(Dataset records):
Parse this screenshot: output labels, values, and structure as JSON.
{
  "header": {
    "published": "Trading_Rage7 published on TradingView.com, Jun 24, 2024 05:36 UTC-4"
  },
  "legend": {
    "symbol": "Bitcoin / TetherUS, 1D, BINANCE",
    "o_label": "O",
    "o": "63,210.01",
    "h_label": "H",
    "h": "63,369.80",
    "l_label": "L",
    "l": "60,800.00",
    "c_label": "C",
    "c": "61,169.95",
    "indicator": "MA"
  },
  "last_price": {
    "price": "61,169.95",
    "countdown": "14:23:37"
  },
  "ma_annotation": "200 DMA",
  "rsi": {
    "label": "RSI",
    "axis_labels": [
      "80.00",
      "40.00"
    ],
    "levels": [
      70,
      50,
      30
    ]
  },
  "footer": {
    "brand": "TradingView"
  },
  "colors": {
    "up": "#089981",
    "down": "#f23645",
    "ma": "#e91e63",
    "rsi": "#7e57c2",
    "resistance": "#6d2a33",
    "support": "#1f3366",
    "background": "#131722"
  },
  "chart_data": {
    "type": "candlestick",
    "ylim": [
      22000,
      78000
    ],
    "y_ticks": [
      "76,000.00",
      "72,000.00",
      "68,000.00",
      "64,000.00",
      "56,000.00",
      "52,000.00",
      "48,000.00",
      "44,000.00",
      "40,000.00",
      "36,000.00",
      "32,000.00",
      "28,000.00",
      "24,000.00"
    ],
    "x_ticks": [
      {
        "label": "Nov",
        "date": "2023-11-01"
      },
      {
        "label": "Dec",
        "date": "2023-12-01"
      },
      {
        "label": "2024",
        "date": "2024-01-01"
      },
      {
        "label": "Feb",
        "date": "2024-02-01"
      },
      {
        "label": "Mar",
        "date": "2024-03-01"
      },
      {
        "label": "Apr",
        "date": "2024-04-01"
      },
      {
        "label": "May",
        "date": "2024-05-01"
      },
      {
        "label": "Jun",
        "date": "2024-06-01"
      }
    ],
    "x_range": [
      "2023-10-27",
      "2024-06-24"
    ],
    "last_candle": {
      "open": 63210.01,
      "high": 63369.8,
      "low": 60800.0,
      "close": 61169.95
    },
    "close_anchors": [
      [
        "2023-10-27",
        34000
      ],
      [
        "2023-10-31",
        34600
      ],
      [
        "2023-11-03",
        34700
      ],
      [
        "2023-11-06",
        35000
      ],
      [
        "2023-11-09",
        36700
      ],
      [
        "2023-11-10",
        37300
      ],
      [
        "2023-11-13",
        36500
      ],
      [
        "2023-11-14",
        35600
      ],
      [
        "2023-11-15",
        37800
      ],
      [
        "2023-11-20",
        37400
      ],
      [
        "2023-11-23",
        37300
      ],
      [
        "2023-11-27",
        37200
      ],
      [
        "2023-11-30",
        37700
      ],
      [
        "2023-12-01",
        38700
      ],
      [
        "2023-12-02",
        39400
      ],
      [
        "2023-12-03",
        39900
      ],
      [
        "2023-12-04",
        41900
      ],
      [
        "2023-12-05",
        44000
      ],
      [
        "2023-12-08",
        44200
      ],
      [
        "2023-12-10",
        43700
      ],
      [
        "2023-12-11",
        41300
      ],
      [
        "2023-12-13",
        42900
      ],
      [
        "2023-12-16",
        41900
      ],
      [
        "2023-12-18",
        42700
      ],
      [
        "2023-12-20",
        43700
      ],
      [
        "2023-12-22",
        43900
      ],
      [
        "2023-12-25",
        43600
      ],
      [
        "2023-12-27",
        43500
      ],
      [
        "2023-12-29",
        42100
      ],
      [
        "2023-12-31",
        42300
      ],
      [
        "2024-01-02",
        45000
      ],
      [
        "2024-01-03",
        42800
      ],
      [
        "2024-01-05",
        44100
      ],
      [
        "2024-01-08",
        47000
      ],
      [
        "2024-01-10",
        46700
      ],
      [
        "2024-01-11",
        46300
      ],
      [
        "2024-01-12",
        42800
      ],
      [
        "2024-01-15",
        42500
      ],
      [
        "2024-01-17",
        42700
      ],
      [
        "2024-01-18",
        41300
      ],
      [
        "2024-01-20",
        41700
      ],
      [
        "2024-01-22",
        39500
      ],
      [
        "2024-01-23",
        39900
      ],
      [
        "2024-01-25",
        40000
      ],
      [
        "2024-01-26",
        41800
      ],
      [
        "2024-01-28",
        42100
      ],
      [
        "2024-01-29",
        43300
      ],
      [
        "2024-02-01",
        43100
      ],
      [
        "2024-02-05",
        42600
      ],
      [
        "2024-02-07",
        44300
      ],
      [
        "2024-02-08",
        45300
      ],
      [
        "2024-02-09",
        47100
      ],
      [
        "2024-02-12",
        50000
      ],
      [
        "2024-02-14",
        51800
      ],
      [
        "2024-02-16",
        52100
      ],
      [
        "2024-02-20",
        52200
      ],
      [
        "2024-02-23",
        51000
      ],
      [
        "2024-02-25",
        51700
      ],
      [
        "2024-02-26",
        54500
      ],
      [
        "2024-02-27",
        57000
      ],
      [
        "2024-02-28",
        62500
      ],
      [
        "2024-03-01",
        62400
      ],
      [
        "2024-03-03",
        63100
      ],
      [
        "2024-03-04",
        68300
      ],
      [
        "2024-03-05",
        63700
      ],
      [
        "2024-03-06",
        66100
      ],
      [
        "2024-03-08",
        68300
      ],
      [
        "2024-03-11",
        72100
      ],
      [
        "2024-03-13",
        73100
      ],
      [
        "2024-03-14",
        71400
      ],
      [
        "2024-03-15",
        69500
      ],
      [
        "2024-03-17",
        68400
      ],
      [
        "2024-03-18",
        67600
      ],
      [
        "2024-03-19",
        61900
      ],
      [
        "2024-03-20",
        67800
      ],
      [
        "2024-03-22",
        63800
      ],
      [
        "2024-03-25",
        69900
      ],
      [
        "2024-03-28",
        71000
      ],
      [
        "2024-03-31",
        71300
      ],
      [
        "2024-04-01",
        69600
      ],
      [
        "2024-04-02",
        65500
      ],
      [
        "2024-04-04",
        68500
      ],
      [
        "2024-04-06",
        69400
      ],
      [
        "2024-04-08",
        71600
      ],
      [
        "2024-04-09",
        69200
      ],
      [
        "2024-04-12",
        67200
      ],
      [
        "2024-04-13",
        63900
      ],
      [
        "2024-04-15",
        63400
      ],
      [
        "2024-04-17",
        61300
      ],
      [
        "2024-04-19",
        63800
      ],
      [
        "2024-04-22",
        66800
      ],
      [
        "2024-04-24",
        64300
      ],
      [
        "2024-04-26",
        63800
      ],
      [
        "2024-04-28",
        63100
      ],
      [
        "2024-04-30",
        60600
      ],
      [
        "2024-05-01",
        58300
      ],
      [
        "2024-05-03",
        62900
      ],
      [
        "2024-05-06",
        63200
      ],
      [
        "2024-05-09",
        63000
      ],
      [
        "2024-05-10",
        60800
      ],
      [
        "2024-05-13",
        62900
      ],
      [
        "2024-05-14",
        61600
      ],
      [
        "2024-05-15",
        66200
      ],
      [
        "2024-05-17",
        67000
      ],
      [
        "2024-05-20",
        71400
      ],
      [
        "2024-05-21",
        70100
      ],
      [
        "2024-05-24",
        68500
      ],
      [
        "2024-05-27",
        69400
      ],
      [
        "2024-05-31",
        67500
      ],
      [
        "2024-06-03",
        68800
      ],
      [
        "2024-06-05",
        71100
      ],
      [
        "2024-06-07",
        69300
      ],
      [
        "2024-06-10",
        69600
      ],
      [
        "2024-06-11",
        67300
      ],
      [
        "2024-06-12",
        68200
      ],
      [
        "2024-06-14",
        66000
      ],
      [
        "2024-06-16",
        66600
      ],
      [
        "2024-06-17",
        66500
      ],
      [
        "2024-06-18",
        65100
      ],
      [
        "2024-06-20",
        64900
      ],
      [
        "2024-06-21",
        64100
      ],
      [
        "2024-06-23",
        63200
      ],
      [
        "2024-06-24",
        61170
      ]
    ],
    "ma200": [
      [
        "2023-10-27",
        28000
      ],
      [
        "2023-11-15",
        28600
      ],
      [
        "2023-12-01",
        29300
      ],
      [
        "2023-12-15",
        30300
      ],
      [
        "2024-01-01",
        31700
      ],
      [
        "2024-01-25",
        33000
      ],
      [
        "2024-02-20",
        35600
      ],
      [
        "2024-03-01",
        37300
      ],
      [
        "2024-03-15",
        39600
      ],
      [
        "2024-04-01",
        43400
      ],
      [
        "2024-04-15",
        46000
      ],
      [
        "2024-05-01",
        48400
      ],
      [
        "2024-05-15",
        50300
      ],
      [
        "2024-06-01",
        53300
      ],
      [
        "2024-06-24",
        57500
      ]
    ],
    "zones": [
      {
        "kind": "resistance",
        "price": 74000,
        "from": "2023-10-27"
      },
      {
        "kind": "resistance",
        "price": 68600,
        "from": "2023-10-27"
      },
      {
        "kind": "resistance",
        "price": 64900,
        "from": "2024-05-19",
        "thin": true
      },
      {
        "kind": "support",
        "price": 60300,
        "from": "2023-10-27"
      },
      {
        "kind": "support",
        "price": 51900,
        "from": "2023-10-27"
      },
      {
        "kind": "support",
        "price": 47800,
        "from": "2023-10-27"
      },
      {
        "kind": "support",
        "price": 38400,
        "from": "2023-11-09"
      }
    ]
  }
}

(Work to complete): Return only the number of lines in the preceding records that contain the string "date".

(Output below): 8